== PROVIDED DATA ==
++++
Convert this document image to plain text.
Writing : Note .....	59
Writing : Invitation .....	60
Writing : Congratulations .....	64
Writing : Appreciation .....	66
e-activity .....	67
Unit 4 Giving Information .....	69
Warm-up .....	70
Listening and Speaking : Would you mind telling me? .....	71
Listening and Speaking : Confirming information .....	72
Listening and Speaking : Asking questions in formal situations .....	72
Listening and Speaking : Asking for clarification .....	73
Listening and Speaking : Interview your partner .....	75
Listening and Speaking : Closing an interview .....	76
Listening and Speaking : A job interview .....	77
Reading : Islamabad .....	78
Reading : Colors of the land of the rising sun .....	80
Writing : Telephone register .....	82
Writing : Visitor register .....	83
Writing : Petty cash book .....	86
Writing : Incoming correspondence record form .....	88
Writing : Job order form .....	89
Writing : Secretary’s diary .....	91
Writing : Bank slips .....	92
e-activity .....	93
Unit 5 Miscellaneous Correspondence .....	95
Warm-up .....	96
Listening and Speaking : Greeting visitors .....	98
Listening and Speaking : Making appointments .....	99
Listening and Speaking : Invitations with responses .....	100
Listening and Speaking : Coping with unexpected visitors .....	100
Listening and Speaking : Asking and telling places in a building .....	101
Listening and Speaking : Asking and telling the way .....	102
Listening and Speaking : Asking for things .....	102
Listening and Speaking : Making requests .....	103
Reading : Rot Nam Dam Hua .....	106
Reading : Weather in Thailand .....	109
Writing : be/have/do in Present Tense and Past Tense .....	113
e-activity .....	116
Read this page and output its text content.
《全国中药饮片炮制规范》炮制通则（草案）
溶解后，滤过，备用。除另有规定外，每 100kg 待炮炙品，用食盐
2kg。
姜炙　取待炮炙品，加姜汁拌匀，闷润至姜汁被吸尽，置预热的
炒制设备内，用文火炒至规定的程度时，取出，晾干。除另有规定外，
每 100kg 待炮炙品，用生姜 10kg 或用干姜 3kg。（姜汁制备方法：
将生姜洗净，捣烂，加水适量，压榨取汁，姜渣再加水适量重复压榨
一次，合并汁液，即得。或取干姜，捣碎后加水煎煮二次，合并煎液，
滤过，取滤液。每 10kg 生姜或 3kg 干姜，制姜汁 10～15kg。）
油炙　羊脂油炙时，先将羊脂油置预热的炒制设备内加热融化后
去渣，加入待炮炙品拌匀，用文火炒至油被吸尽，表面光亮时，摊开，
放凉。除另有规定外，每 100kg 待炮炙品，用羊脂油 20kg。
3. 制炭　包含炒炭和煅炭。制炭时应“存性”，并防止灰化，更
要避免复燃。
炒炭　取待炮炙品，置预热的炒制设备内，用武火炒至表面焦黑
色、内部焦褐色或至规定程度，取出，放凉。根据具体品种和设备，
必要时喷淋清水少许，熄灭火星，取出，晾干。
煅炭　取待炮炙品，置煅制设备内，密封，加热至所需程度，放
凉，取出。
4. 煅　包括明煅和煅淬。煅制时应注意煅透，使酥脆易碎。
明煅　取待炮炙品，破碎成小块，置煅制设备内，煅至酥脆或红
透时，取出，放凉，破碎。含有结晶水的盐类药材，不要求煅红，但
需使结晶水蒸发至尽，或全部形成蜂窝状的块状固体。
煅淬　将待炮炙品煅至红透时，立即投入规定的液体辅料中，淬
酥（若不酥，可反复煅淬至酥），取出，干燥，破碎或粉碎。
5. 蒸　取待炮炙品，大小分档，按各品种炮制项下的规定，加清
++++
== TASK GOAL ==
Show every line from the listing above in which the string "置煅制设备内" appears.

== WRITTEN SOLUTION ==
煅炭　取待炮炙品，置煅制设备内，密封，加热至所需程度，放
明煅　取待炮炙品，破碎成小块，置煅制设备内，煅至酥脆或红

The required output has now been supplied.